> Given instruction:
Look through the listing and locate every line containing the word "Joint"; copy those lines.
— Start Entries —
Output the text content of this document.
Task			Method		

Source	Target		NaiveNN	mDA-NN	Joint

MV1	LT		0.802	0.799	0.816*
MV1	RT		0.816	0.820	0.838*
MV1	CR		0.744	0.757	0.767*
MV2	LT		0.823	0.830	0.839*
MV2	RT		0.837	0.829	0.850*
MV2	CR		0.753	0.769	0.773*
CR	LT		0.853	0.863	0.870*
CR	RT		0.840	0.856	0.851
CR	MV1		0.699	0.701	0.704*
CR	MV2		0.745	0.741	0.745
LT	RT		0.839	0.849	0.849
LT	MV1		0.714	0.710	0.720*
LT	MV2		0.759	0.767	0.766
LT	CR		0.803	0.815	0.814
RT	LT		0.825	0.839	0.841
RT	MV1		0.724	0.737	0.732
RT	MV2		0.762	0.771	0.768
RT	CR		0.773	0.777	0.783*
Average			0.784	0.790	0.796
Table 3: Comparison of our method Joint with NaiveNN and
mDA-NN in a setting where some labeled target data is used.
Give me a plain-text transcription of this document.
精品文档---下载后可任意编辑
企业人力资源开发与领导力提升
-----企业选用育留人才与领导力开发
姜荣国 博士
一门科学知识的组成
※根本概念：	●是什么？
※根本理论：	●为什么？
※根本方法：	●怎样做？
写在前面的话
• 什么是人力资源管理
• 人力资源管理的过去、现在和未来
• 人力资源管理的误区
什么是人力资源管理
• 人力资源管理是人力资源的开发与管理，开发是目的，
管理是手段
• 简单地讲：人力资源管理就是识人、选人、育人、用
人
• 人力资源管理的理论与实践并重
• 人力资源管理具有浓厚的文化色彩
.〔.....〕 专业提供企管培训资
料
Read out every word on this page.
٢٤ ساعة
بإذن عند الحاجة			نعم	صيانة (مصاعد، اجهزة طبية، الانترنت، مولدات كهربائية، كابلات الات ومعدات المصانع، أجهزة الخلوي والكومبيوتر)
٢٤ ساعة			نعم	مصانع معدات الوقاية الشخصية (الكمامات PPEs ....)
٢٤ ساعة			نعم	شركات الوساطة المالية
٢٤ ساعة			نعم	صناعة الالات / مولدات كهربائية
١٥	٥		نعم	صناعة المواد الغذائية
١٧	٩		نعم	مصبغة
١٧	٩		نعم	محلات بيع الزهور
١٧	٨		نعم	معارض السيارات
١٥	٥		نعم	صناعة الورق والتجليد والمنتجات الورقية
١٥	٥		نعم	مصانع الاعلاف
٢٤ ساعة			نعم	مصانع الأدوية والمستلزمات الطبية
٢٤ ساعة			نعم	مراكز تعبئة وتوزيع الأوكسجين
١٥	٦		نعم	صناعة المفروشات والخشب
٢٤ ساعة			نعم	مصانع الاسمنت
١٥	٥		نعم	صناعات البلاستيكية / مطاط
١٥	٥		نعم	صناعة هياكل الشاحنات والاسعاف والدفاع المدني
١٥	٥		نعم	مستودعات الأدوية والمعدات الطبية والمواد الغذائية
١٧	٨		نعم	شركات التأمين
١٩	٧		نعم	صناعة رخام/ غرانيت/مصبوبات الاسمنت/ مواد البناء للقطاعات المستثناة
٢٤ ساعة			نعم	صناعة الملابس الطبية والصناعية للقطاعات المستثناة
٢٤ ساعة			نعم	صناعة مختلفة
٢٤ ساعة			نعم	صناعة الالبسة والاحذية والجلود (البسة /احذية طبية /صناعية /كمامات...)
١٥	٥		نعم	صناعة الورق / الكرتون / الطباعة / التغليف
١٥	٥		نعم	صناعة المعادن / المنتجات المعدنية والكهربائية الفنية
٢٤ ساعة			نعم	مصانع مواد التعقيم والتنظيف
— End Entries —
— Start Entries —
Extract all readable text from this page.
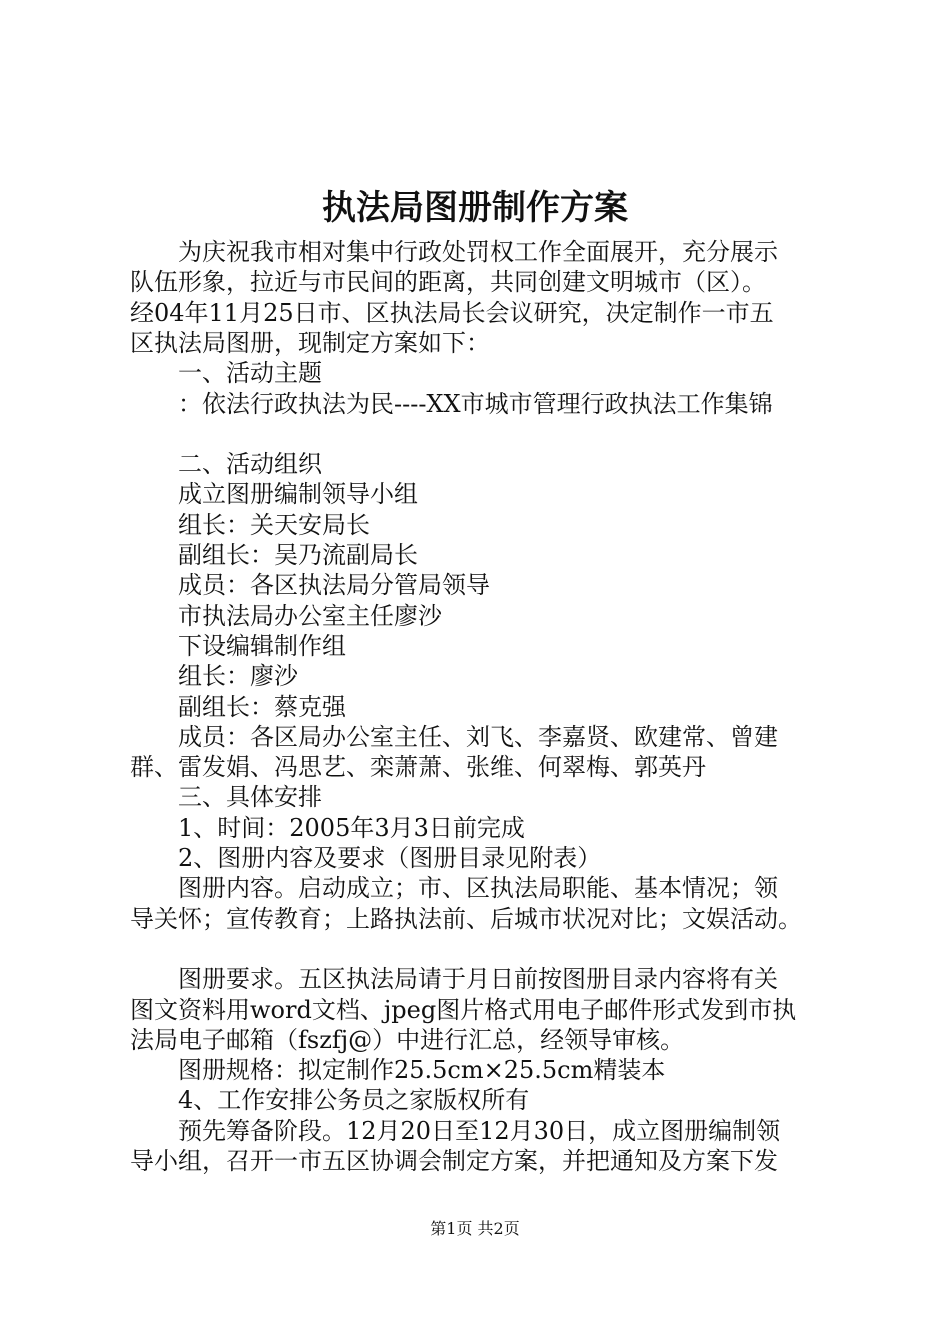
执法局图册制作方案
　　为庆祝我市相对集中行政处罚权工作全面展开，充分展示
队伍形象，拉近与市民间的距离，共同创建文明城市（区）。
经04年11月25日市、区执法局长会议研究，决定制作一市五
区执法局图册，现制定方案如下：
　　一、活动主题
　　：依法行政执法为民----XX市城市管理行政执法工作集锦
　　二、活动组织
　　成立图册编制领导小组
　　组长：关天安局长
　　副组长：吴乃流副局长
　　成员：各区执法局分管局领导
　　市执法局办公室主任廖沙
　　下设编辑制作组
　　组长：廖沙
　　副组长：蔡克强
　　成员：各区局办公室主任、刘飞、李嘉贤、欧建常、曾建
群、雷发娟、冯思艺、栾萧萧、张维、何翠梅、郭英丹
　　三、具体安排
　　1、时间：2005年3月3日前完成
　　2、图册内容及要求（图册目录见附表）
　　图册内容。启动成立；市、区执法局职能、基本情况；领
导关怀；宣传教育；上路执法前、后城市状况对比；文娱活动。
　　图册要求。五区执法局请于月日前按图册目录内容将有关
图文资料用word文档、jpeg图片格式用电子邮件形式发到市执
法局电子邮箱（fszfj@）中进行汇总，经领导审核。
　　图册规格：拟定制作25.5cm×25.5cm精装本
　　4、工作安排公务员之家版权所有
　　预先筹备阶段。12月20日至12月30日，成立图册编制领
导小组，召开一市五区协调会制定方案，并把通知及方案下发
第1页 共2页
— End Entries —
— Start Entries —
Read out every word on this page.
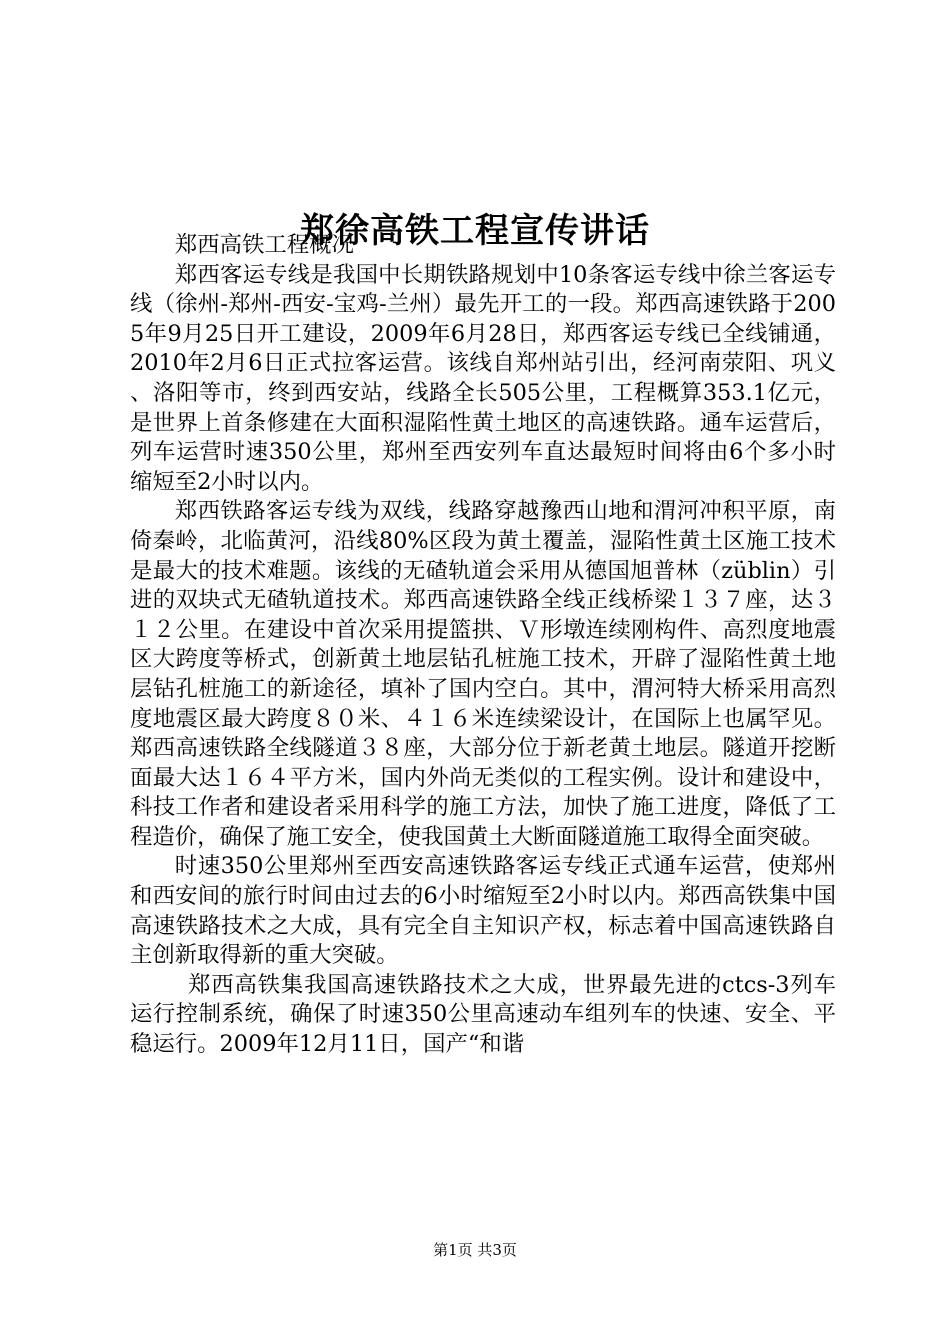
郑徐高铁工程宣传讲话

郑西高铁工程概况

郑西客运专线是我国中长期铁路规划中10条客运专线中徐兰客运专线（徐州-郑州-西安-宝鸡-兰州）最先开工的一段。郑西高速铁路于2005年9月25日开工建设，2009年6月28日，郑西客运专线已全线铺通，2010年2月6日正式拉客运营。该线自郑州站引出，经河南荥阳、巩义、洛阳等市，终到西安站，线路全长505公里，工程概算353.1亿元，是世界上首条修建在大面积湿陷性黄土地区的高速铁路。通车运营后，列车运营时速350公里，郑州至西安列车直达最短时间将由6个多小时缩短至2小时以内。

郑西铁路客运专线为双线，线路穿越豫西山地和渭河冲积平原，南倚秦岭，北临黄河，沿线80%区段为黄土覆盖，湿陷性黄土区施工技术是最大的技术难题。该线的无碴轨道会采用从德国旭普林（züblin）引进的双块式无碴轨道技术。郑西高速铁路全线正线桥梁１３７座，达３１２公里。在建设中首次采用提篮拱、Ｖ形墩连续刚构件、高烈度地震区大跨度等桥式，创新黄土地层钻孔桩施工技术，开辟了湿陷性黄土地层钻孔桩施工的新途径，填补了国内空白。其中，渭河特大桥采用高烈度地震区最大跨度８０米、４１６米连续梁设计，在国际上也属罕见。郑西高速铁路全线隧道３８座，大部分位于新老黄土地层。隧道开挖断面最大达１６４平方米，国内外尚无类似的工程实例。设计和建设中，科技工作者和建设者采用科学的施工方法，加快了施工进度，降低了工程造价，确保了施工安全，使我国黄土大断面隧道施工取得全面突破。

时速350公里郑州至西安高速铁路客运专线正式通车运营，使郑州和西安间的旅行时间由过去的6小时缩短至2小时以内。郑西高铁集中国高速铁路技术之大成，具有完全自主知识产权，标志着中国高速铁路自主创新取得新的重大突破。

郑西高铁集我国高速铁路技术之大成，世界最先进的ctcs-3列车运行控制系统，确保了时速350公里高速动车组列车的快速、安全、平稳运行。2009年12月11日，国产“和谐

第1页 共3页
— End Entries —
> The solution:
Source	Target		NaiveNN	mDA-NN	Joint
Table 3: Comparison of our method Joint with NaiveNN and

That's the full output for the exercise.